A block of data:

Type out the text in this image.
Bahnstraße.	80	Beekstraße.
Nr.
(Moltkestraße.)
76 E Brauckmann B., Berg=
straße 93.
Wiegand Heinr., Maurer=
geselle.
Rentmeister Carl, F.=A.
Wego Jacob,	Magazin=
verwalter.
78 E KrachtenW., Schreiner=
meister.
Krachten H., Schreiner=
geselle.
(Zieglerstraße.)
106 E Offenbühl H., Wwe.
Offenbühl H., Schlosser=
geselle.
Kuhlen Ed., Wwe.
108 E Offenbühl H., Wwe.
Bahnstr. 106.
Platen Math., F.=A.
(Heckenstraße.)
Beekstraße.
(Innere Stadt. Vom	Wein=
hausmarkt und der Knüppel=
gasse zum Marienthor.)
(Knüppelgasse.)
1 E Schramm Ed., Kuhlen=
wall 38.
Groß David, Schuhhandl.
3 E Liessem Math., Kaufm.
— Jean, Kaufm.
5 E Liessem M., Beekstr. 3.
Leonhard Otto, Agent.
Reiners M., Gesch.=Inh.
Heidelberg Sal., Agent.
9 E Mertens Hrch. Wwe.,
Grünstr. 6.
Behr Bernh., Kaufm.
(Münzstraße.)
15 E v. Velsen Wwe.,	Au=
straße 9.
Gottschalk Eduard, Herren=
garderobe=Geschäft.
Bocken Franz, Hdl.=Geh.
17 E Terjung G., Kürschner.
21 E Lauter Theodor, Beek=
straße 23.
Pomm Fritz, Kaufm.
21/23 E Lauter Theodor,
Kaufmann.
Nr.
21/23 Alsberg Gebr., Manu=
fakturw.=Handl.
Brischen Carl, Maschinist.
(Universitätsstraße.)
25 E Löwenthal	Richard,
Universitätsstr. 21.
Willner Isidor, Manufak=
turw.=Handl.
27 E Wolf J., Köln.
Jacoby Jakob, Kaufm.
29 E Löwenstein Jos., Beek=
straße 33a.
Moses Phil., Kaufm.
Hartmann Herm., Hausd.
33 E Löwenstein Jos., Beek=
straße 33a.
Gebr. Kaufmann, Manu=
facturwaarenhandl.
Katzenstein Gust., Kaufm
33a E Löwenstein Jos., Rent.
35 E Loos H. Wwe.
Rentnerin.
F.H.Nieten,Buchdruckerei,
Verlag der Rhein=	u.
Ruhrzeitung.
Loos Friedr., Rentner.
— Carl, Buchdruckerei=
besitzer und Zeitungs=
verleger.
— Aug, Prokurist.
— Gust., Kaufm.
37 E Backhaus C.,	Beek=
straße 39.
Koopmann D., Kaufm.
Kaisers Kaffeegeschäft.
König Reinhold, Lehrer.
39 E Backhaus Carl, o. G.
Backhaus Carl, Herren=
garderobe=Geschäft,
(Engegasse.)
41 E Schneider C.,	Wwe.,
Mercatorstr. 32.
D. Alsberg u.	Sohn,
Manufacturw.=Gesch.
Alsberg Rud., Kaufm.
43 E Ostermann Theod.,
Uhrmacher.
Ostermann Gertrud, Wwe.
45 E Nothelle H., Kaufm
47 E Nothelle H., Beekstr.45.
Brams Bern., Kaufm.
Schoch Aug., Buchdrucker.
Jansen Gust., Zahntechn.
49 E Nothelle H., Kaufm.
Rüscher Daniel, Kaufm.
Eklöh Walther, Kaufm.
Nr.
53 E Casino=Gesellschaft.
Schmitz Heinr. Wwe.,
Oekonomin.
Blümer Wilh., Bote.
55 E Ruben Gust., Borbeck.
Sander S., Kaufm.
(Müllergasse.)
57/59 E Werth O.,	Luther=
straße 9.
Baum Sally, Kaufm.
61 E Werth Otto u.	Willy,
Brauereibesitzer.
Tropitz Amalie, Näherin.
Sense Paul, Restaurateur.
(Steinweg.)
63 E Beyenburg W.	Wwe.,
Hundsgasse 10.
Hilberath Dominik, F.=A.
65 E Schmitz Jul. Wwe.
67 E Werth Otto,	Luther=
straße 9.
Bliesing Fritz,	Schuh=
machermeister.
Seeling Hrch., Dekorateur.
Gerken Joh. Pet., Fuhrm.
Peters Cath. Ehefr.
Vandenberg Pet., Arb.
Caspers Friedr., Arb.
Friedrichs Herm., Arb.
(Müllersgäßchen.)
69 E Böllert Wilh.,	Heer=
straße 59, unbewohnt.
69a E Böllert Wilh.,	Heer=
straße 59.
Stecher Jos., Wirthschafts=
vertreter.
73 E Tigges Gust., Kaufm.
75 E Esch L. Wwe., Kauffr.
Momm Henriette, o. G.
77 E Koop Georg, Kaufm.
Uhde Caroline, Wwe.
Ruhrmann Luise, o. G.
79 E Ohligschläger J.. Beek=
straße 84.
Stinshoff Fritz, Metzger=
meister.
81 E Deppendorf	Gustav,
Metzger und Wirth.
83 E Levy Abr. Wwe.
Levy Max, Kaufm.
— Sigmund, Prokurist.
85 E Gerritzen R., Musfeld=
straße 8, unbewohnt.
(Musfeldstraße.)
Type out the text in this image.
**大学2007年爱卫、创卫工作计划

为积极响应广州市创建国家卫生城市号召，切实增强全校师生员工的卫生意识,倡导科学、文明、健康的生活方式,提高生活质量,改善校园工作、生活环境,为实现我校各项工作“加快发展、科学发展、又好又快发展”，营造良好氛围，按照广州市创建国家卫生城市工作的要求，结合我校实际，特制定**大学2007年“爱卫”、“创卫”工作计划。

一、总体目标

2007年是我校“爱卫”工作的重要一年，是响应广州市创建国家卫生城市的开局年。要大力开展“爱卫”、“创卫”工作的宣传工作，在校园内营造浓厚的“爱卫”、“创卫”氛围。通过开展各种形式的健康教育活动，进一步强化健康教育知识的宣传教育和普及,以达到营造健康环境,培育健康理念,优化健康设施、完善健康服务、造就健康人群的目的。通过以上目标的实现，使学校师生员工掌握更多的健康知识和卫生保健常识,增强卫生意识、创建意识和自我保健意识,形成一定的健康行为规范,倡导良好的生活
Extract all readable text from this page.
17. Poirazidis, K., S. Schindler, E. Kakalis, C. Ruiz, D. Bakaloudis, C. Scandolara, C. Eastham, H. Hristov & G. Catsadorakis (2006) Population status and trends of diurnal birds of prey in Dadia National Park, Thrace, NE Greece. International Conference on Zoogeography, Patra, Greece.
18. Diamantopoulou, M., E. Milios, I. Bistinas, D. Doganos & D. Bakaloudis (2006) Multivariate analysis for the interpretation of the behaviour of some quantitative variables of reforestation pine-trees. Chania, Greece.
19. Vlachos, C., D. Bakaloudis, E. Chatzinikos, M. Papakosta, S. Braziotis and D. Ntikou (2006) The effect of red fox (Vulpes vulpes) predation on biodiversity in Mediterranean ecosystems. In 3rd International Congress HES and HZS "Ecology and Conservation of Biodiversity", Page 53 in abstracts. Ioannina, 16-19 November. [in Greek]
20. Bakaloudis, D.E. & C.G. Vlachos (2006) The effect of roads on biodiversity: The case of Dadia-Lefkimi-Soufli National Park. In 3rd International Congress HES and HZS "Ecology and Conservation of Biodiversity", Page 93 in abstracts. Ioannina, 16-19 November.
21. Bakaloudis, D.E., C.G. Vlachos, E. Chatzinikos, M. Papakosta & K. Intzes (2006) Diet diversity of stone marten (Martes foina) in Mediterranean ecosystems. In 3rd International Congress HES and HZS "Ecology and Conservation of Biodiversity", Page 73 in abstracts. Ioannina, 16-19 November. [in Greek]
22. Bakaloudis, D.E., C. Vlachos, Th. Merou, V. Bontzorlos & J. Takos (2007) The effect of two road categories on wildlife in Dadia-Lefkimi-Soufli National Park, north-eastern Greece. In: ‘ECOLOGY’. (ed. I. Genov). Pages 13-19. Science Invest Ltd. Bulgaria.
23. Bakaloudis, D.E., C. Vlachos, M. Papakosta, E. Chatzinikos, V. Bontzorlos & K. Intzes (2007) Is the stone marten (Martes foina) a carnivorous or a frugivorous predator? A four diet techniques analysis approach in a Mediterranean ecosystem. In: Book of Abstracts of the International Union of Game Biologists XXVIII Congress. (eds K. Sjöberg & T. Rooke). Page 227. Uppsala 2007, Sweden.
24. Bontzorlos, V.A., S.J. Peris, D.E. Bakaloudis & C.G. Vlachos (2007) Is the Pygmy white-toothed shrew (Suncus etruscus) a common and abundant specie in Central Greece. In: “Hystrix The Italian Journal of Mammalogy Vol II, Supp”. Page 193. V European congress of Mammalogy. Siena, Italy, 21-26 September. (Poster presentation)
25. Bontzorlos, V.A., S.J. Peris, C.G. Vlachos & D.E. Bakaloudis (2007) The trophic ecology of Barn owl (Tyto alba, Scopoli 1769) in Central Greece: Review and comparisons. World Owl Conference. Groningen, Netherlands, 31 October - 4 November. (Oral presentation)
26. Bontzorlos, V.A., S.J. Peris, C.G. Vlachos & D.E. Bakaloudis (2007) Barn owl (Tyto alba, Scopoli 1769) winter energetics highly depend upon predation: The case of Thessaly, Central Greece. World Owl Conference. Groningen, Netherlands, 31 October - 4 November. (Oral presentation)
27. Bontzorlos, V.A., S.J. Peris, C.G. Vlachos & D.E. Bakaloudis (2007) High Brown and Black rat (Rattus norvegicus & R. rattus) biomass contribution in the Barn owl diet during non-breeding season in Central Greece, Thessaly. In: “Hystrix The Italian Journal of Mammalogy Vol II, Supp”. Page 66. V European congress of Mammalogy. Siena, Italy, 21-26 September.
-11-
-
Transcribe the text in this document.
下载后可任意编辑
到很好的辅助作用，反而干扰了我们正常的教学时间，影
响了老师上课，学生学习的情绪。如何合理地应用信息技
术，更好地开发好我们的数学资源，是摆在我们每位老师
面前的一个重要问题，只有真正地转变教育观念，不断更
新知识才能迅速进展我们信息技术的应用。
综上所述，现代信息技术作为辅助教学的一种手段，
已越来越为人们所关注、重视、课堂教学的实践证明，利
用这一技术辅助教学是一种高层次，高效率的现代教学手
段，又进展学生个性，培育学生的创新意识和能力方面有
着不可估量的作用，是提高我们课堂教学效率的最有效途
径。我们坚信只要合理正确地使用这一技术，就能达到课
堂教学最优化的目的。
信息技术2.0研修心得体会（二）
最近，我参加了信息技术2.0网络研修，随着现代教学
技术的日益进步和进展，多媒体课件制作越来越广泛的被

◆ **WRITTEN PROBLEM**
Find each line holding "this". Copy it out.

◆ **SOLUTION**
Type out the text in this image.
Type out the text in this image.
Extract all readable text from this page.
Transcribe the text in this document.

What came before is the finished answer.